## MATERIALS PROVIDED
·····

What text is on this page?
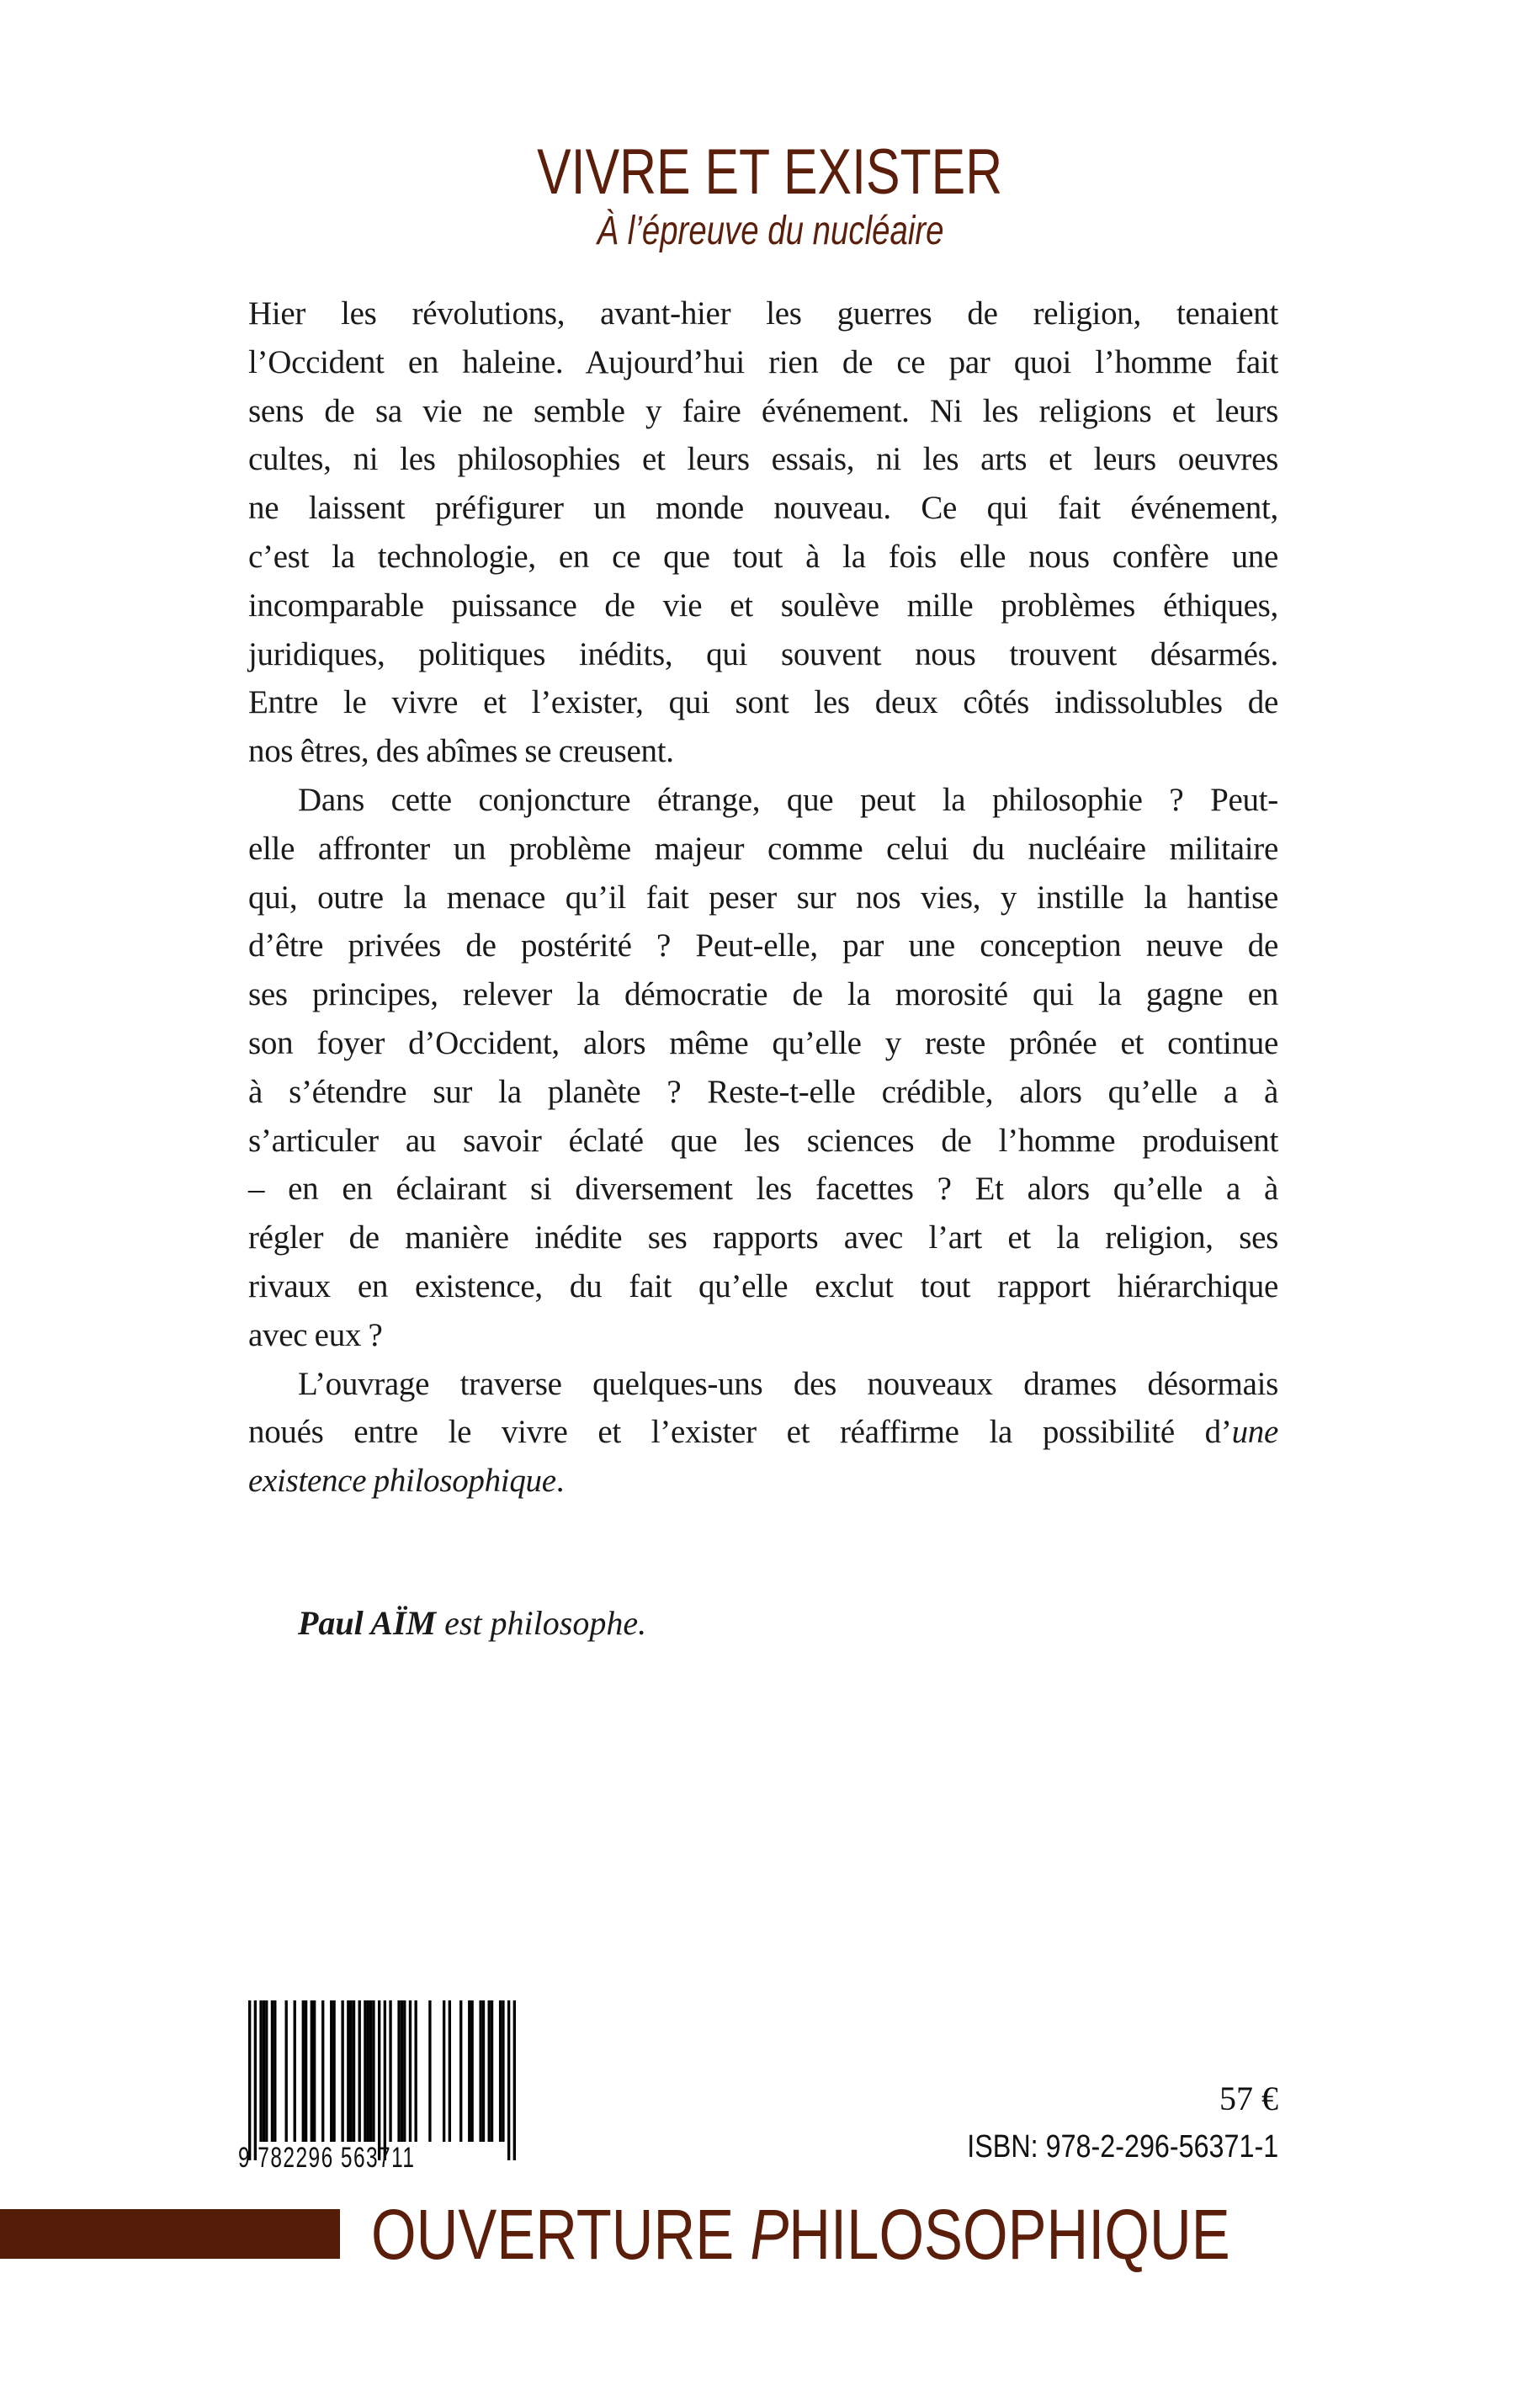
VIVRE ET EXISTER
À l’épreuve du nucléaire
Hier les révolutions, avant-hier les guerres de religion, tenaient
l’Occident en haleine. Aujourd’hui rien de ce par quoi l’homme fait
sens de sa vie ne semble y faire événement. Ni les religions et leurs
cultes, ni les philosophies et leurs essais, ni les arts et leurs oeuvres
ne laissent préfigurer un monde nouveau. Ce qui fait événement,
c’est la technologie, en ce que tout à la fois elle nous confère une
incomparable puissance de vie et soulève mille problèmes éthiques,
juridiques, politiques inédits, qui souvent nous trouvent désarmés.
Entre le vivre et l’exister, qui sont les deux côtés indissolubles de
nos êtres, des abîmes se creusent.
Dans cette conjoncture étrange, que peut la philosophie ? Peut-
elle affronter un problème majeur comme celui du nucléaire militaire
qui, outre la menace qu’il fait peser sur nos vies, y instille la hantise
d’être privées de postérité ? Peut-elle, par une conception neuve de
ses principes, relever la démocratie de la morosité qui la gagne en
son foyer d’Occident, alors même qu’elle y reste prônée et continue
à s’étendre sur la planète ? Reste-t-elle crédible, alors qu’elle a à
s’articuler au savoir éclaté que les sciences de l’homme produisent
– en en éclairant si diversement les facettes ? Et alors qu’elle a à
régler de manière inédite ses rapports avec l’art et la religion, ses
rivaux en existence, du fait qu’elle exclut tout rapport hiérarchique
avec eux ?
L’ouvrage traverse quelques-uns des nouveaux drames désormais
noués entre le vivre et l’exister et réaffirme la possibilité d’une
existence philosophique.
Paul AÏM est philosophe.
9 782296 563711
57 €
ISBN: 978-2-296-56371-1
OUVERTURE PHILOSOPHIQUE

·····

## AIM
Which lines contain "nucléaire"? Copy each of them out.

## PROBLEM SOLUTION
À l’épreuve du nucléaire
elle affronter un problème majeur comme celui du nucléaire militaire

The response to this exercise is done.